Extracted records
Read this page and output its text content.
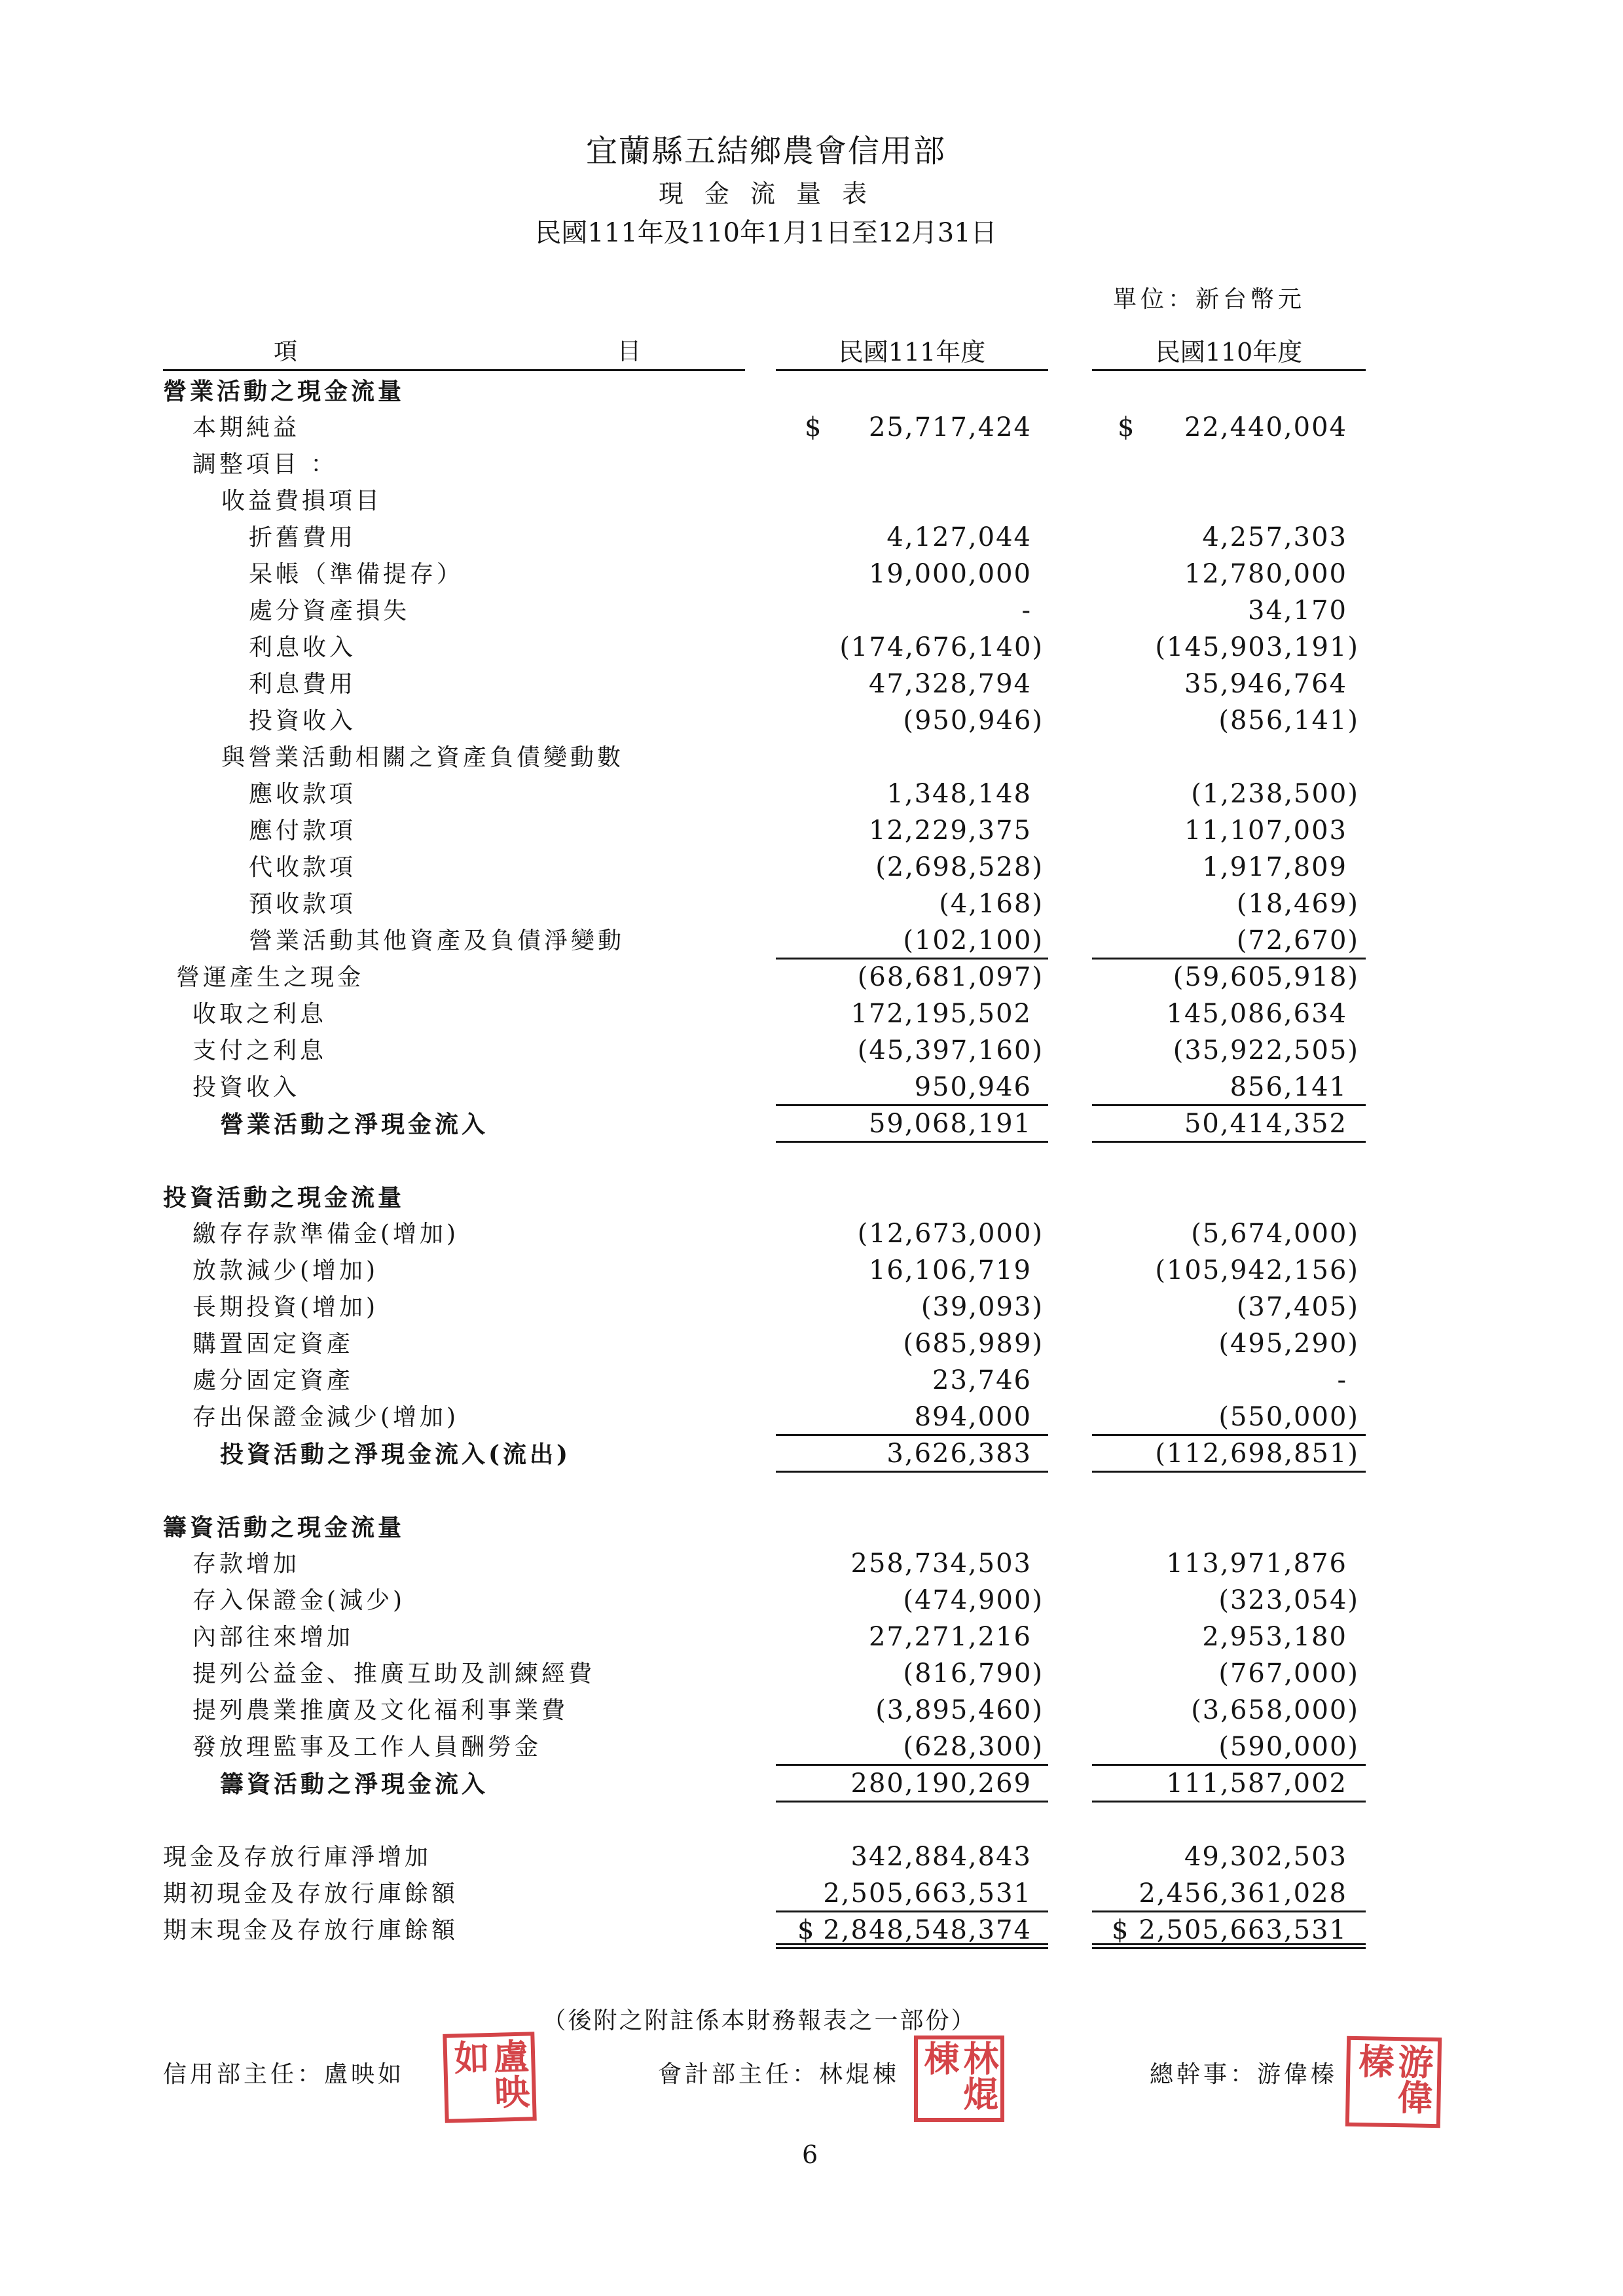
宜蘭縣五結鄉農會信用部
現 金 流 量 表
民國111年及110年1月1日至12月31日
單位：新台幣元
項	目	民國111年度	民國110年度
營業活動之現金流量
本期純益	$ 25,717,424	$ 22,440,004
調整項目 ：
收益費損項目
折舊費用	4,127,044	4,257,303
呆帳（準備提存）	19,000,000	12,780,000
處分資產損失	-	34,170
利息收入	(174,676,140)	(145,903,191)
利息費用	47,328,794	35,946,764
投資收入	(950,946)	(856,141)
與營業活動相關之資產負債變動數
應收款項	1,348,148	(1,238,500)
應付款項	12,229,375	11,107,003
代收款項	(2,698,528)	1,917,809
預收款項	(4,168)	(18,469)
營業活動其他資產及負債淨變動	(102,100)	(72,670)
營運產生之現金	(68,681,097)	(59,605,918)
收取之利息	172,195,502	145,086,634
支付之利息	(45,397,160)	(35,922,505)
投資收入	950,946	856,141
營業活動之淨現金流入	59,068,191	50,414,352
投資活動之現金流量
繳存存款準備金(增加)	(12,673,000)	(5,674,000)
放款減少(增加)	16,106,719	(105,942,156)
長期投資(增加)	(39,093)	(37,405)
購置固定資產	(685,989)	(495,290)
處分固定資產	23,746	-
存出保證金減少(增加)	894,000	(550,000)
投資活動之淨現金流入(流出)	3,626,383	(112,698,851)
籌資活動之現金流量
存款增加	258,734,503	113,971,876
存入保證金(減少)	(474,900)	(323,054)
內部往來增加	27,271,216	2,953,180
提列公益金、推廣互助及訓練經費	(816,790)	(767,000)
提列農業推廣及文化福利事業費	(3,895,460)	(3,658,000)
發放理監事及工作人員酬勞金	(628,300)	(590,000)
籌資活動之淨現金流入	280,190,269	111,587,002
現金及存放行庫淨增加	342,884,843	49,302,503
期初現金及存放行庫餘額	2,505,663,531	2,456,361,028
期末現金及存放行庫餘額	$ 2,848,548,374	$ 2,505,663,531
（後附之附註係本財務報表之一部份）
信用部主任：盧映如	盧映如	會計部主任：林焜棟	林焜棟	總幹事：游偉榛	游偉榛
6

● YOUR GOAL: Copy the whole listing above word for word but do not carry over the pictures.

● FINISHED TASK:
Read this page and output its text content.
宜蘭縣五結鄉農會信用部
現 金 流 量 表
民國111年及110年1月1日至12月31日
單位：新台幣元
項	目	民國111年度	民國110年度
營業活動之現金流量
本期純益	$ 25,717,424	$ 22,440,004
調整項目 ：
收益費損項目
折舊費用	4,127,044	4,257,303
呆帳（準備提存）	19,000,000	12,780,000
處分資產損失	-	34,170
利息收入	(174,676,140)	(145,903,191)
利息費用	47,328,794	35,946,764
投資收入	(950,946)	(856,141)
與營業活動相關之資產負債變動數
應收款項	1,348,148	(1,238,500)
應付款項	12,229,375	11,107,003
代收款項	(2,698,528)	1,917,809
預收款項	(4,168)	(18,469)
營業活動其他資產及負債淨變動	(102,100)	(72,670)
營運產生之現金	(68,681,097)	(59,605,918)
收取之利息	172,195,502	145,086,634
支付之利息	(45,397,160)	(35,922,505)
投資收入	950,946	856,141
營業活動之淨現金流入	59,068,191	50,414,352
投資活動之現金流量
繳存存款準備金(增加)	(12,673,000)	(5,674,000)
放款減少(增加)	16,106,719	(105,942,156)
長期投資(增加)	(39,093)	(37,405)
購置固定資產	(685,989)	(495,290)
處分固定資產	23,746	-
存出保證金減少(增加)	894,000	(550,000)
投資活動之淨現金流入(流出)	3,626,383	(112,698,851)
籌資活動之現金流量
存款增加	258,734,503	113,971,876
存入保證金(減少)	(474,900)	(323,054)
內部往來增加	27,271,216	2,953,180
提列公益金、推廣互助及訓練經費	(816,790)	(767,000)
提列農業推廣及文化福利事業費	(3,895,460)	(3,658,000)
發放理監事及工作人員酬勞金	(628,300)	(590,000)
籌資活動之淨現金流入	280,190,269	111,587,002
現金及存放行庫淨增加	342,884,843	49,302,503
期初現金及存放行庫餘額	2,505,663,531	2,456,361,028
期末現金及存放行庫餘額	$ 2,848,548,374	$ 2,505,663,531
（後附之附註係本財務報表之一部份）
信用部主任：盧映如	盧映如	會計部主任：林焜棟	林焜棟	總幹事：游偉榛	游偉榛
6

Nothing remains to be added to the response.